--- Start of Dataset records ---
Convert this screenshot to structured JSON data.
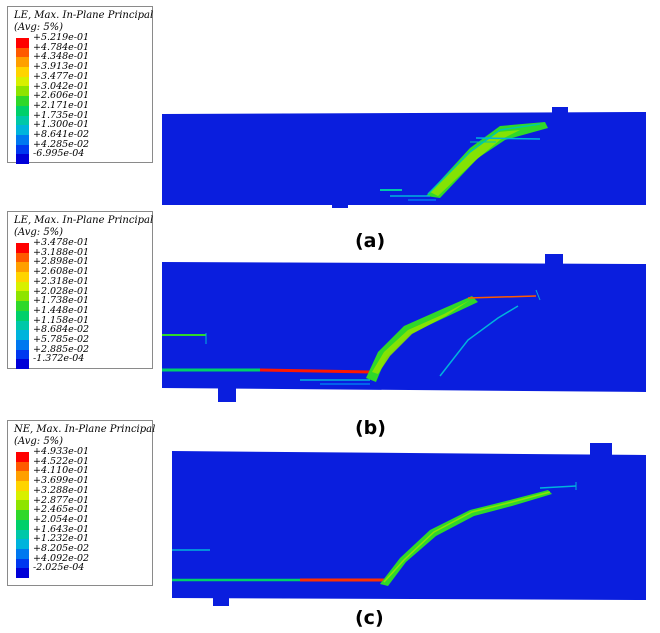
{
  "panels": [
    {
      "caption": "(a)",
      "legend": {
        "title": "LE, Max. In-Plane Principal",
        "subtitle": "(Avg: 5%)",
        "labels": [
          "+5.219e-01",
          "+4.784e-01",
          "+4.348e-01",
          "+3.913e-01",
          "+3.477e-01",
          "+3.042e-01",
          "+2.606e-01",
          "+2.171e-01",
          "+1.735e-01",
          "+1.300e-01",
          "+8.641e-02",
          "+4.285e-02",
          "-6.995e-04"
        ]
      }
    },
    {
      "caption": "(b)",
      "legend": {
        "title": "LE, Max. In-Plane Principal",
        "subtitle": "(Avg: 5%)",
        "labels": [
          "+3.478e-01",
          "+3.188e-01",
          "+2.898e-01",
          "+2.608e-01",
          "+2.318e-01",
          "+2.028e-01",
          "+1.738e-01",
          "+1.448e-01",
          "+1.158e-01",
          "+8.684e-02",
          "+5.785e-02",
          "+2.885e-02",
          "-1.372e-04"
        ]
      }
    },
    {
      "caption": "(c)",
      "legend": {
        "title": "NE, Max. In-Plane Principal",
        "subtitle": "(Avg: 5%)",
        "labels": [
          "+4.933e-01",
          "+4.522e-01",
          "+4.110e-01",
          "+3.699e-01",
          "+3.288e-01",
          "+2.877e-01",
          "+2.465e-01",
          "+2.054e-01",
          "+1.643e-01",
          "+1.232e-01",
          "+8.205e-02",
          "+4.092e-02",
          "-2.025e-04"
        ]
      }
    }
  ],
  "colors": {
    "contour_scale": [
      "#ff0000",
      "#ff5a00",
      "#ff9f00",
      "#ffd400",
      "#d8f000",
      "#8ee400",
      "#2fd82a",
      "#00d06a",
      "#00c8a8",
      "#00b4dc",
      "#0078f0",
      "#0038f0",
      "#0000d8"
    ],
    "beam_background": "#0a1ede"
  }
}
--- End of Dataset records ---
> **Brief**
Retype each line of the listing above word for word. Exclude the pictures.

> **Correct response**
Convert this screenshot to structured JSON data.
{
  "panels": [
    {
      "caption": "(a)",
      "legend": {
        "title": "LE, Max. In-Plane Principal",
        "subtitle": "(Avg: 5%)",
        "labels": [
          "+5.219e-01",
          "+4.784e-01",
          "+4.348e-01",
          "+3.913e-01",
          "+3.477e-01",
          "+3.042e-01",
          "+2.606e-01",
          "+2.171e-01",
          "+1.735e-01",
          "+1.300e-01",
          "+8.641e-02",
          "+4.285e-02",
          "-6.995e-04"
        ]
      }
    },
    {
      "caption": "(b)",
      "legend": {
        "title": "LE, Max. In-Plane Principal",
        "subtitle": "(Avg: 5%)",
        "labels": [
          "+3.478e-01",
          "+3.188e-01",
          "+2.898e-01",
          "+2.608e-01",
          "+2.318e-01",
          "+2.028e-01",
          "+1.738e-01",
          "+1.448e-01",
          "+1.158e-01",
          "+8.684e-02",
          "+5.785e-02",
          "+2.885e-02",
          "-1.372e-04"
        ]
      }
    },
    {
      "caption": "(c)",
      "legend": {
        "title": "NE, Max. In-Plane Principal",
        "subtitle": "(Avg: 5%)",
        "labels": [
          "+4.933e-01",
          "+4.522e-01",
          "+4.110e-01",
          "+3.699e-01",
          "+3.288e-01",
          "+2.877e-01",
          "+2.465e-01",
          "+2.054e-01",
          "+1.643e-01",
          "+1.232e-01",
          "+8.205e-02",
          "+4.092e-02",
          "-2.025e-04"
        ]
      }
    }
  ],
  "colors": {
    "contour_scale": [
      "#ff0000",
      "#ff5a00",
      "#ff9f00",
      "#ffd400",
      "#d8f000",
      "#8ee400",
      "#2fd82a",
      "#00d06a",
      "#00c8a8",
      "#00b4dc",
      "#0078f0",
      "#0038f0",
      "#0000d8"
    ],
    "beam_background": "#0a1ede"
  }
}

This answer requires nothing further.